Work to complete: In the life purpose article below, copy out everything from "- Answer the" down to "you're looking for." word for word.

This is part 6 of my 7-part series on how to find your life purpose.
(Image: Pat Dalton)
"Let yourself be silently drawn by the stronger pull of what you really love." — Rumi
"Decide upon your major definite purpose in life and then organize all your activities around it." — Brian Tracy
In this article, I share an exercise to discover your real life purpose. Are you ready? :) Let's go!
Set aside at least 30 minutes before you start. You should have no distractions during this time. If you feel that you are too busy to spare even 30 minutes, consider that 30 minutes is a tiny investment for something that will transform your life. It is from consciously taking the time to think about my life purpose that I live with such clarity today. If you have time to surf/chat/watch TV/do random activities, you have time for this. Cut out the time from other stuff and do this exercise.
Exercise: Discover Your Life Purpose
This exercise to discover your purpose is really simple, and can be summarized in 4 easy steps.
- Equip yourself with a pen/paper or word processor. Do this when you are by yourself.
- Answer the question: "What is my life purpose?"
- Write all thoughts that pop in. All the thoughts, including miscellaneous ones. For every thought that pops in, continue to ask the same question.
- Keep doing this until you reach the answer that makes you cry.
This is the same exercise that I used to discover my life purpose in 2006. Many of my 1-1 clients and readers have discovered their life purpose from doing the same.
Some readers face difficulty when doing this. Here are a partial extract from Day 16 of Live a Better Life in 30 Days Program:
- Write whatever comes to mind. Even if you get answers like “I just want to do nothing,” “I want to watch TV,” or “I want to sleep,” write them down and keep going. If you have any doubts, write them down and keep going too. Whatever you write here doesn’t matter at all. It is the final answer you're looking for.
- Get past social conditioning. Having been living in the physical world for a while, our initial answers will be related to the physical world, like earn money, get a car, be rich, get your dream job, lose weight, look good, be loved, etc. Just keep writing. New answers will start to appear after you dig deep enough.
- Vary if necessary. You can vary your question as you go along, such as “What is my life mission?” or “What is my ultimate purpose in life?” or “Why am I here?” If you get answers that get you thinking, probe deeper. Follow up with, “Why did I say that? What does this mean?” Then, return to the root question, “What is my life purpose?”
- Get to the root message. You can write about things that you like to do, be it writing or drawing or cooking. Get to the root message of these activities. What do you like [X] so much? Is it because it lets you grow and become a better you? Is it because it lets you utilize your creativity? Is it because you get to connect with people through it? What is it? Focus on the message, not the medium.

Material supplied:
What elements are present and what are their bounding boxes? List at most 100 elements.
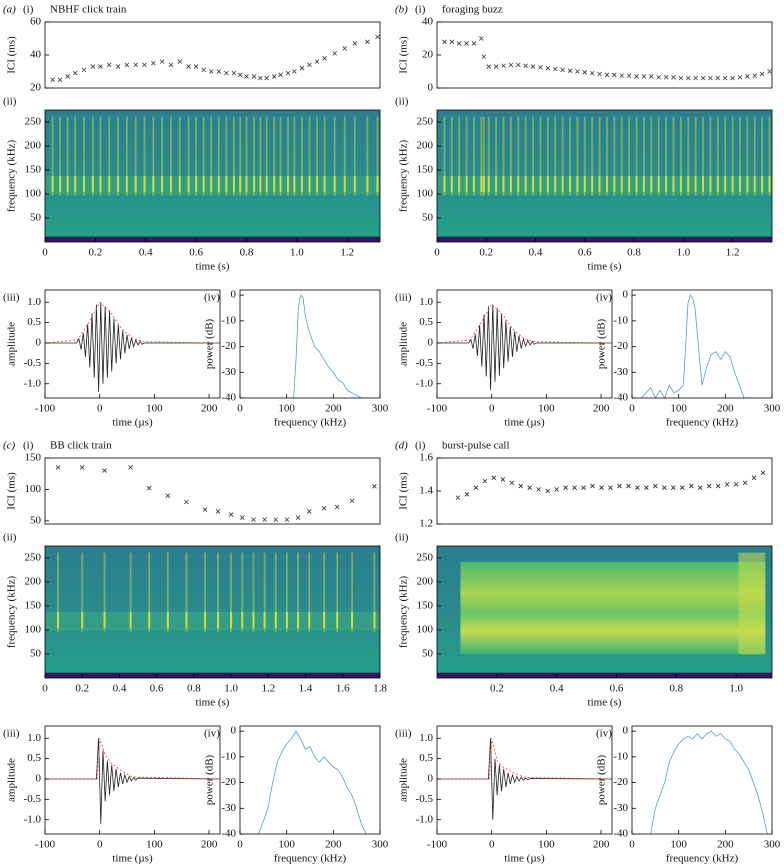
click-core (613, 176, 616, 192)
click-stripe (561, 116, 564, 196)
click-core (57, 612, 60, 628)
signal-line (45, 738, 220, 824)
y-axis-label: frequency (kHz) (398, 575, 410, 648)
click-stripe (613, 116, 616, 196)
click-core (323, 176, 326, 192)
ici-point (626, 483, 631, 489)
x-tick-label: -100 (427, 403, 448, 415)
y-tick-label: 20 (422, 49, 434, 61)
click-core (74, 176, 77, 192)
plot-frame (44, 109, 381, 243)
ici-point (372, 484, 377, 489)
y-tick-label: 100 (25, 624, 42, 636)
click-stripe (450, 116, 453, 196)
click-core (81, 612, 84, 628)
ici-point (491, 475, 497, 481)
ici-point (65, 74, 70, 79)
click-core (539, 176, 542, 192)
click-core (679, 176, 682, 192)
y-tick-label: 0.5 (27, 316, 41, 328)
x-tick-label: 0 (489, 403, 495, 415)
click-stripe (761, 116, 764, 196)
y-axis-label: power (dB) (596, 318, 608, 369)
click-stripe (178, 116, 181, 196)
x-axis-label: time (s) (588, 697, 622, 709)
click-core (117, 176, 120, 192)
spectrogram-glow (45, 176, 380, 195)
x-tick-label: 0.8 (240, 247, 254, 259)
ici-point (151, 60, 156, 66)
ici-point (251, 74, 257, 79)
click-core (694, 176, 697, 192)
ici-point (545, 65, 551, 71)
ici-point (72, 70, 78, 76)
ici-point (349, 498, 355, 504)
y-tick-label: -10 (221, 750, 236, 762)
click-stripe (134, 116, 137, 196)
click-stripe (576, 116, 579, 196)
ici-point (98, 64, 103, 69)
ici-point (575, 69, 580, 74)
spectrogram-edge (738, 552, 766, 655)
ici-point (582, 70, 588, 75)
click-stripe (353, 116, 356, 196)
click-core (143, 176, 146, 192)
ici-point (464, 492, 470, 497)
y-tick-label: 150 (417, 164, 434, 176)
ici-point (742, 480, 748, 486)
ici-point (604, 72, 610, 78)
click-stripe (233, 116, 235, 196)
click-stripe (672, 116, 675, 196)
y-tick-label: 40 (30, 49, 42, 61)
y-tick-label: 200 (25, 576, 42, 588)
click-stripe (195, 116, 198, 196)
x-axis-label: time (s) (196, 261, 230, 273)
ici-point (295, 515, 301, 520)
click-stripe (187, 116, 190, 196)
click-core (576, 176, 579, 192)
ici-point (271, 74, 277, 79)
ici-point (597, 71, 602, 77)
ici-point (50, 77, 55, 83)
x-axis-label: time (µs) (112, 417, 153, 429)
click-core (517, 176, 520, 192)
click-stripe (694, 116, 697, 196)
ici-point (208, 69, 214, 74)
x-tick-label: 1.8 (373, 683, 387, 695)
signal-line (293, 294, 362, 398)
x-tick-label: 100 (670, 403, 687, 415)
click-stripe (259, 116, 262, 196)
click-stripe (74, 116, 77, 196)
x-tick-label: 1.2 (726, 247, 740, 259)
ici-point (663, 74, 669, 80)
plot-frame (436, 545, 773, 679)
y-axis-label: frequency (kHz) (6, 575, 18, 648)
click-stripe (487, 116, 490, 196)
spectrogram-glow (45, 612, 380, 631)
y-tick-label: 0 (428, 82, 434, 94)
x-tick-label: 1.0 (729, 683, 743, 695)
plot-frame (44, 289, 221, 399)
ici-point (455, 495, 461, 500)
click-stripe (51, 116, 54, 196)
click-stripe (323, 116, 326, 196)
click-stripe (569, 116, 571, 196)
x-tick-label: -100 (427, 839, 448, 851)
spectrogram-band (460, 561, 766, 655)
ici-point (278, 72, 283, 78)
click-stripe (539, 116, 542, 196)
click-stripe (293, 116, 296, 196)
ici-point (700, 75, 706, 81)
ici-point (493, 64, 499, 69)
ici-point (79, 465, 85, 470)
y-tick-label: 20 (30, 82, 42, 94)
click-core (252, 612, 255, 628)
x-tick-label: 0.8 (669, 683, 683, 695)
click-core (702, 176, 705, 192)
y-tick-label: 0 (428, 337, 434, 349)
y-tick-label: 250 (417, 552, 434, 564)
ici-point (342, 46, 348, 51)
plot-area (641, 294, 749, 398)
click-stripe (253, 116, 255, 196)
click-stripe (473, 116, 475, 196)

Final result:
- Answer the question: "What is my life purpose?"
- Write all thoughts that pop in. All the thoughts, including miscellaneous ones. For every thought that pops in, continue to ask the same question.
- Keep doing this until you reach the answer that makes you cry.
This is the same exercise that I used to discover my life purpose in 2006. Many of my 1-1 clients and readers have discovered their life purpose from doing the same.
Some readers face difficulty when doing this. Here are a partial extract from Day 16 of Live a Better Life in 30 Days Program:
- Write whatever comes to mind. Even if you get answers like “I just want to do nothing,” “I want to watch TV,” or “I want to sleep,” write them down and keep going. If you have any doubts, write them down and keep going too. Whatever you write here doesn’t matter at all. It is the final answer you're looking for.